-------- PROVIDED INFORMATION --------

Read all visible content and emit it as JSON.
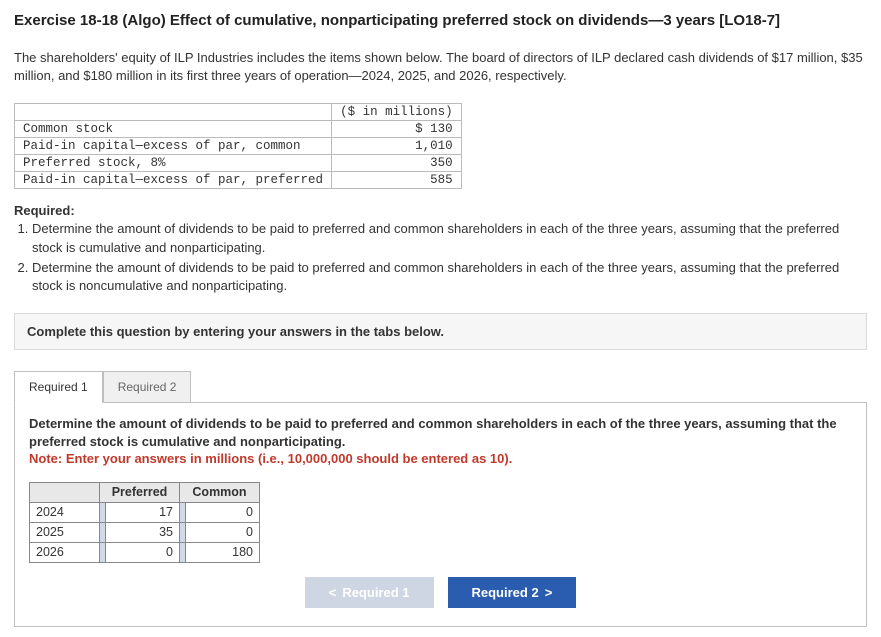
{
  "title": "Exercise 18-18 (Algo) Effect of cumulative, nonparticipating preferred stock on dividends—3 years [LO18-7]",
  "intro": "The shareholders' equity of ILP Industries includes the items shown below. The board of directors of ILP declared cash dividends of $17 million, $35 million, and $180 million in its first three years of operation—2024, 2025, and 2026, respectively.",
  "equity": {
    "header": "($ in millions)",
    "rows": [
      {
        "label": "Common stock",
        "value": "$ 130"
      },
      {
        "label": "Paid-in capital—excess of par, common",
        "value": "1,010"
      },
      {
        "label": "Preferred stock, 8%",
        "value": "350"
      },
      {
        "label": "Paid-in capital—excess of par, preferred",
        "value": "585"
      }
    ]
  },
  "required_label": "Required:",
  "required": [
    "Determine the amount of dividends to be paid to preferred and common shareholders in each of the three years, assuming that the preferred stock is cumulative and nonparticipating.",
    "Determine the amount of dividends to be paid to preferred and common shareholders in each of the three years, assuming that the preferred stock is noncumulative and nonparticipating."
  ],
  "instruction": "Complete this question by entering your answers in the tabs below.",
  "tabs": {
    "tab1": "Required 1",
    "tab2": "Required 2"
  },
  "tab_panel": {
    "instr": "Determine the amount of dividends to be paid to preferred and common shareholders in each of the three years, assuming that the preferred stock is cumulative and nonparticipating.",
    "note": "Note: Enter your answers in millions (i.e., 10,000,000 should be entered as 10).",
    "col1": "Preferred",
    "col2": "Common",
    "rows": [
      {
        "year": "2024",
        "preferred": "17",
        "common": "0"
      },
      {
        "year": "2025",
        "preferred": "35",
        "common": "0"
      },
      {
        "year": "2026",
        "preferred": "0",
        "common": "180"
      }
    ]
  },
  "nav": {
    "prev": "Required 1",
    "next": "Required 2"
  }
}
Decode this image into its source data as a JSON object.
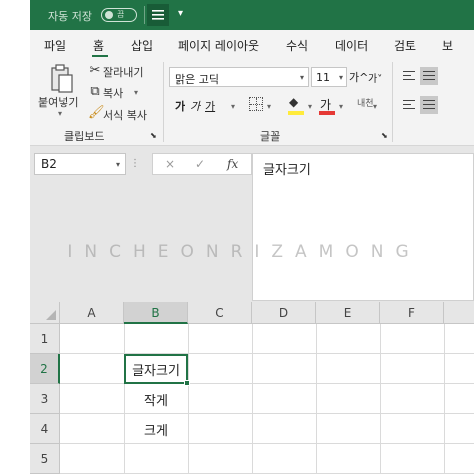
{
  "titlebar": {
    "autosave_label": "자동 저장",
    "autosave_state": "끔",
    "qat_icon": "menu-icon",
    "more_icon": "chevron-down-icon",
    "bg_color": "#217346"
  },
  "ribbon_tabs": [
    "파일",
    "홈",
    "삽입",
    "페이지 레이아웃",
    "수식",
    "데이터",
    "검토",
    "보"
  ],
  "ribbon": {
    "clipboard": {
      "paste_label": "붙여넣기",
      "cut_label": "잘라내기",
      "copy_label": "복사",
      "format_painter_label": "서식 복사",
      "group_label": "클립보드"
    },
    "font": {
      "font_name": "맑은 고딕",
      "font_size": "11",
      "grow_label": "가^",
      "shrink_label": "가˅",
      "bold_label": "가",
      "italic_label": "가",
      "underline_label": "가",
      "fill_label": "◆",
      "font_color_label": "가",
      "phonetic_label": "내천",
      "group_label": "글꼴",
      "fill_color": "#ffeb3b",
      "font_color": "#e53935"
    }
  },
  "formula_bar": {
    "name_box": "B2",
    "cancel_icon": "×",
    "enter_icon": "✓",
    "fx_label": "fx",
    "dots": "⋮",
    "content": "글자크기"
  },
  "watermark": "INCHEONRIZAMONG",
  "sheet": {
    "columns": [
      "A",
      "B",
      "C",
      "D",
      "E",
      "F"
    ],
    "rows": [
      "1",
      "2",
      "3",
      "4",
      "5"
    ],
    "active_cell": "B2",
    "cells": {
      "B2": "글자크기",
      "B3": "작게",
      "B4": "크게"
    },
    "accent": "#217346"
  }
}
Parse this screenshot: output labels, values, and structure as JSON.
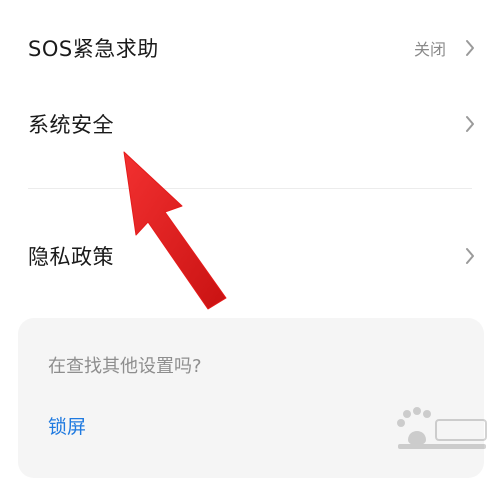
{
  "settings": {
    "items": [
      {
        "label": "SOS紧急求助",
        "value": "关闭"
      },
      {
        "label": "系统安全",
        "value": ""
      },
      {
        "label": "隐私政策",
        "value": ""
      }
    ]
  },
  "search_card": {
    "question": "在查找其他设置吗?",
    "link": "锁屏"
  },
  "colors": {
    "arrow": "#e51b1b",
    "link": "#1f7ae0",
    "card_background": "#f5f5f5"
  },
  "icons": {
    "chevron": "chevron-right-icon",
    "watermark": "baidu-watermark-icon"
  }
}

--------

* _DESCRIPTION OF THE TASK_: Retype verbatim only the lines beginning with the line that contains "Parse this screenshot: output" and ending with the last line of the listing above; pictures are to be excluded.

* _OUTPUT OF THE TASK_:
Parse this screenshot: output labels, values, and structure as JSON.
{
  "settings": {
    "items": [
      {
        "label": "SOS紧急求助",
        "value": "关闭"
      },
      {
        "label": "系统安全",
        "value": ""
      },
      {
        "label": "隐私政策",
        "value": ""
      }
    ]
  },
  "search_card": {
    "question": "在查找其他设置吗?",
    "link": "锁屏"
  },
  "colors": {
    "arrow": "#e51b1b",
    "link": "#1f7ae0",
    "card_background": "#f5f5f5"
  },
  "icons": {
    "chevron": "chevron-right-icon",
    "watermark": "baidu-watermark-icon"
  }
}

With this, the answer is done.